| Trecho selecionado |
É como se o afeto brotasse junto da aceleração civilizacional, da aceleração tecnológica, é claro, do espalhamento de uma economia-política sobre as demais economias do globo terrestre. Portanto, trata-se de uma aceleração acompanhada da dispersão de formas dominantes de vida em detrimento de formas minoritárias ou minorizadas.
Seguindo os escritos de Claude Lévi-Strauss, a aceleração acabaria por desintegrar muitas das formas de vida e das formas de se viver.
Diante dessa propensão à desintegração de estruturas – estruturas sociais, estruturas de pensamento, estruturas da natureza –, a derrocada da antropologia de gabinete e a emergência de uma antropologia de campo responderiam à urgência descritiva.
O autor é um defensor incansável da descrição de pessoas, sociedades, povos, modos de vida, ecologias, até mesmo das águas, das florestas, do céu no entardecer.
Lévi-Strauss descreve também as simetrias encontradas na estrutura de pensamento daquele que descreve e das sociedades que estuda, os povos que estuda, daqueles com quem compartilha uma experiência de aprendizagem antropológica.
Dessa prática de inventariar as formas sociais, o pesquisador adquirirá, então, um olhar multicentrado das etnologias. Do que resulta a atenção antropológica às variações lógicas e aos modos de vida da espécie humana, especialmente a atenção às operações inconscientes do “espírito humano”.

| Enunciado 1 |
Segundo o trecho sobre Lévi-Strauss, o que responderia à urgência descritiva?
| Enunciado 2 |
Quais tipos de estruturas o trecho sobre Lévi-Strauss menciona diante da propensão à desintegração?

| Material fornecido |
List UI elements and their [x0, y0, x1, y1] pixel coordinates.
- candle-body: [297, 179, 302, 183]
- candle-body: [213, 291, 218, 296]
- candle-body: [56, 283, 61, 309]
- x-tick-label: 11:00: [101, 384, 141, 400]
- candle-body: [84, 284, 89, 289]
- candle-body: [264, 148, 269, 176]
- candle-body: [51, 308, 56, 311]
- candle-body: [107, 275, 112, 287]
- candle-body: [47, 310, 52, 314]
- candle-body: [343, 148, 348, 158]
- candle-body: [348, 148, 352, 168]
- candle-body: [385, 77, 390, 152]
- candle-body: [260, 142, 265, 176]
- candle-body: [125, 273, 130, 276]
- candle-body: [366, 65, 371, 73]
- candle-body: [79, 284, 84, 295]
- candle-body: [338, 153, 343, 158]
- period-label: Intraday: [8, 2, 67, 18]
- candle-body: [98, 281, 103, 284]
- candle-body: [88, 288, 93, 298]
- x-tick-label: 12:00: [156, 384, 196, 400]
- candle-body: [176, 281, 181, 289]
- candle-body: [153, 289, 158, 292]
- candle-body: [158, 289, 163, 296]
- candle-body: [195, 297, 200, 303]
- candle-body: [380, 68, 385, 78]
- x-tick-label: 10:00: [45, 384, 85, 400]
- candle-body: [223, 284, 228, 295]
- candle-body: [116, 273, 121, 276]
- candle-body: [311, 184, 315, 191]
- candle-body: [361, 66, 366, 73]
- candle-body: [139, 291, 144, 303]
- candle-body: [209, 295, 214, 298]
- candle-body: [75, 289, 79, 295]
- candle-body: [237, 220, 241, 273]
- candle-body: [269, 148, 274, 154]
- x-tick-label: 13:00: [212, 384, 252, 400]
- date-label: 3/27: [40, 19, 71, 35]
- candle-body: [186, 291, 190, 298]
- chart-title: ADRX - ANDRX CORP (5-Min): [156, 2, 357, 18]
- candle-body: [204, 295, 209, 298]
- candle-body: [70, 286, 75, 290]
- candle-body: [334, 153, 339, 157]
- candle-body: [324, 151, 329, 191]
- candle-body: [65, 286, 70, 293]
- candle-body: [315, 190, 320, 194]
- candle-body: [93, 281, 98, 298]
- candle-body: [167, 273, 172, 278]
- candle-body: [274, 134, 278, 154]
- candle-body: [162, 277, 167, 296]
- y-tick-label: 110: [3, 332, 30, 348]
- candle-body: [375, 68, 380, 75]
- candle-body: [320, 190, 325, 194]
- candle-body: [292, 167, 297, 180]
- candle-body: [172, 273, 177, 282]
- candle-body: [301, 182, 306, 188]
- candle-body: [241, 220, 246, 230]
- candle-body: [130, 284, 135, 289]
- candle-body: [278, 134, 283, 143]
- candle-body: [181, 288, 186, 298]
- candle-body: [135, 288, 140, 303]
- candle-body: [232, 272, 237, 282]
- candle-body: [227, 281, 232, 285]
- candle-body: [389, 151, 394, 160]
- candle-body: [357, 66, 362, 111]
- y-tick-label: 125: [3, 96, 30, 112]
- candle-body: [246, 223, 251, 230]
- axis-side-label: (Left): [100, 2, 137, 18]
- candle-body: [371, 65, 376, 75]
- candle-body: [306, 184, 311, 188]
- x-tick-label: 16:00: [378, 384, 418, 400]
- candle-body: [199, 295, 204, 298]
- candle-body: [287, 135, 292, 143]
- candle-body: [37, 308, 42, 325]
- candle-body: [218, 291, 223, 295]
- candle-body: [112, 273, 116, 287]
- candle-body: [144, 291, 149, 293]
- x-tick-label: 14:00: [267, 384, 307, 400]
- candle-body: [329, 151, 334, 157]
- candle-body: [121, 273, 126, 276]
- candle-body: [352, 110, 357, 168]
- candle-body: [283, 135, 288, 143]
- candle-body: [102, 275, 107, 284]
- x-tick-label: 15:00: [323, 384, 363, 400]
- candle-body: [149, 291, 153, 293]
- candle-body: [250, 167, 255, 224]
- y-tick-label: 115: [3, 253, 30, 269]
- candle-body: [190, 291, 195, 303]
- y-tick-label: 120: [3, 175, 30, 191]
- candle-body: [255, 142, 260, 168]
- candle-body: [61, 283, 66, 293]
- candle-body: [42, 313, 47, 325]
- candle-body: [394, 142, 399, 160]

| Resolução 1 |
A derrocada da antropologia de gabinete e a emergência de uma antropologia de campo.

| Resolução 2 |
Estruturas sociais, estruturas de pensamento e estruturas da natureza.